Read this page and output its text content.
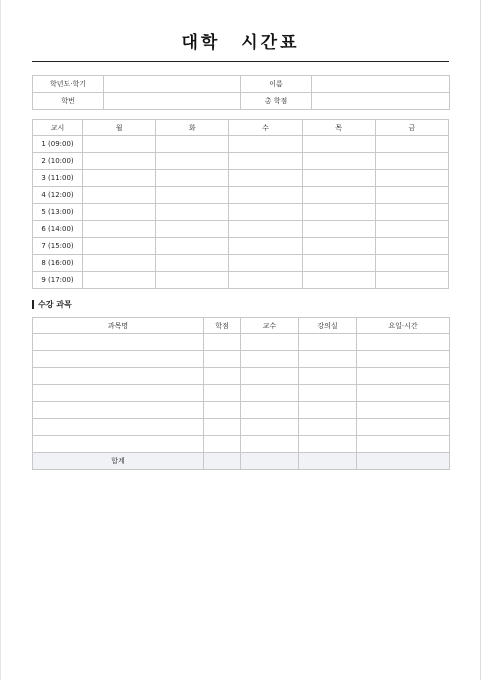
대학 시간표
학년도·학기		이름	
학번		총 학점	
교시	월	화	수	목	금
1 (09:00)					
2 (10:00)					
3 (11:00)					
4 (12:00)					
5 (13:00)					
6 (14:00)					
7 (15:00)					
8 (16:00)					
9 (17:00)					
수강 과목
과목명	학점	교수	강의실	요일·시간

합계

[WHAT YOU NEED TO DO]
Leave out the pictures and reproduce the rest of the listing exactly.

[OUTPUT]
Read this page and output its text content.
대학 시간표
학년도·학기		이름	
학번		총 학점	
교시	월	화	수	목	금
1 (09:00)					
2 (10:00)					
3 (11:00)					
4 (12:00)					
5 (13:00)					
6 (14:00)					
7 (15:00)					
8 (16:00)					
9 (17:00)					
수강 과목
과목명	학점	교수	강의실	요일·시간

합계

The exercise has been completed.